**RECORDS SHOWN**

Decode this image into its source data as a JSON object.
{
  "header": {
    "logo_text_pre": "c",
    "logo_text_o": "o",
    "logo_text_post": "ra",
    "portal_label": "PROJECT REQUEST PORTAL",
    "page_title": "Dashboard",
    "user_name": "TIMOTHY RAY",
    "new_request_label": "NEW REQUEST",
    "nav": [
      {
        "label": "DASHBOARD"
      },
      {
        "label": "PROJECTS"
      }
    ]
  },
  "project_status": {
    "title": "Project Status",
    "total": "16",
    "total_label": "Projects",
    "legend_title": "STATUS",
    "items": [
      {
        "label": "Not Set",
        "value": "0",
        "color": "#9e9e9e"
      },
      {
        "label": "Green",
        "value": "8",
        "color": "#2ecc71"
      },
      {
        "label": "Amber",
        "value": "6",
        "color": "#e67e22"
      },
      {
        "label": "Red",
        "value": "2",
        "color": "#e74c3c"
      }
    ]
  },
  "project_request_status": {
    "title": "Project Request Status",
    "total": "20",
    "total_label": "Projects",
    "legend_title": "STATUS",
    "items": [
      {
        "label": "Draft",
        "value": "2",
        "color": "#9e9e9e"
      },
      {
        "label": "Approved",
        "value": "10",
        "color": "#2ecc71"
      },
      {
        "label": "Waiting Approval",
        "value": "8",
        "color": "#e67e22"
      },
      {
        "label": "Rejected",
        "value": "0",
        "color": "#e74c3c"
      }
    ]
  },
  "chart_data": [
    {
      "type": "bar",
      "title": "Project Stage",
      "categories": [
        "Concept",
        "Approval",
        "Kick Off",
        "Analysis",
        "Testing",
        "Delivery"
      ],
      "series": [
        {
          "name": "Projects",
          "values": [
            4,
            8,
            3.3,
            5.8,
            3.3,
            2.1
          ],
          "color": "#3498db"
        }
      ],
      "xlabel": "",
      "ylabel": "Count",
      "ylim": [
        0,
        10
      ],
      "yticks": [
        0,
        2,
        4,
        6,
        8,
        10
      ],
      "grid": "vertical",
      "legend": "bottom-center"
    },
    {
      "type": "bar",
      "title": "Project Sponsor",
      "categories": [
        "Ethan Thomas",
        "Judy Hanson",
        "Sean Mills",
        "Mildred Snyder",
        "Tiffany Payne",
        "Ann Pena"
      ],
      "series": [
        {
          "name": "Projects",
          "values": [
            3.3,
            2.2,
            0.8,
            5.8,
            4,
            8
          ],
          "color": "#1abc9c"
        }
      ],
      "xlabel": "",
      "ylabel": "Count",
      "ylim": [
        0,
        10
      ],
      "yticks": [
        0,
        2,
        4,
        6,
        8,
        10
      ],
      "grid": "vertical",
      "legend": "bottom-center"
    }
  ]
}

**PROBLEM TO WORK ON**
Copy all data exactly, start to finish.

**EXERCISE SOLUTION**
Decode this image into its source data as a JSON object.
{
  "header": {
    "logo_text_pre": "c",
    "logo_text_o": "o",
    "logo_text_post": "ra",
    "portal_label": "PROJECT REQUEST PORTAL",
    "page_title": "Dashboard",
    "user_name": "TIMOTHY RAY",
    "new_request_label": "NEW REQUEST",
    "nav": [
      {
        "label": "DASHBOARD"
      },
      {
        "label": "PROJECTS"
      }
    ]
  },
  "project_status": {
    "title": "Project Status",
    "total": "16",
    "total_label": "Projects",
    "legend_title": "STATUS",
    "items": [
      {
        "label": "Not Set",
        "value": "0",
        "color": "#9e9e9e"
      },
      {
        "label": "Green",
        "value": "8",
        "color": "#2ecc71"
      },
      {
        "label": "Amber",
        "value": "6",
        "color": "#e67e22"
      },
      {
        "label": "Red",
        "value": "2",
        "color": "#e74c3c"
      }
    ]
  },
  "project_request_status": {
    "title": "Project Request Status",
    "total": "20",
    "total_label": "Projects",
    "legend_title": "STATUS",
    "items": [
      {
        "label": "Draft",
        "value": "2",
        "color": "#9e9e9e"
      },
      {
        "label": "Approved",
        "value": "10",
        "color": "#2ecc71"
      },
      {
        "label": "Waiting Approval",
        "value": "8",
        "color": "#e67e22"
      },
      {
        "label": "Rejected",
        "value": "0",
        "color": "#e74c3c"
      }
    ]
  },
  "chart_data": [
    {
      "type": "bar",
      "title": "Project Stage",
      "categories": [
        "Concept",
        "Approval",
        "Kick Off",
        "Analysis",
        "Testing",
        "Delivery"
      ],
      "series": [
        {
          "name": "Projects",
          "values": [
            4,
            8,
            3.3,
            5.8,
            3.3,
            2.1
          ],
          "color": "#3498db"
        }
      ],
      "xlabel": "",
      "ylabel": "Count",
      "ylim": [
        0,
        10
      ],
      "yticks": [
        0,
        2,
        4,
        6,
        8,
        10
      ],
      "grid": "vertical",
      "legend": "bottom-center"
    },
    {
      "type": "bar",
      "title": "Project Sponsor",
      "categories": [
        "Ethan Thomas",
        "Judy Hanson",
        "Sean Mills",
        "Mildred Snyder",
        "Tiffany Payne",
        "Ann Pena"
      ],
      "series": [
        {
          "name": "Projects",
          "values": [
            3.3,
            2.2,
            0.8,
            5.8,
            4,
            8
          ],
          "color": "#1abc9c"
        }
      ],
      "xlabel": "",
      "ylabel": "Count",
      "ylim": [
        0,
        10
      ],
      "yticks": [
        0,
        2,
        4,
        6,
        8,
        10
      ],
      "grid": "vertical",
      "legend": "bottom-center"
    }
  ]
}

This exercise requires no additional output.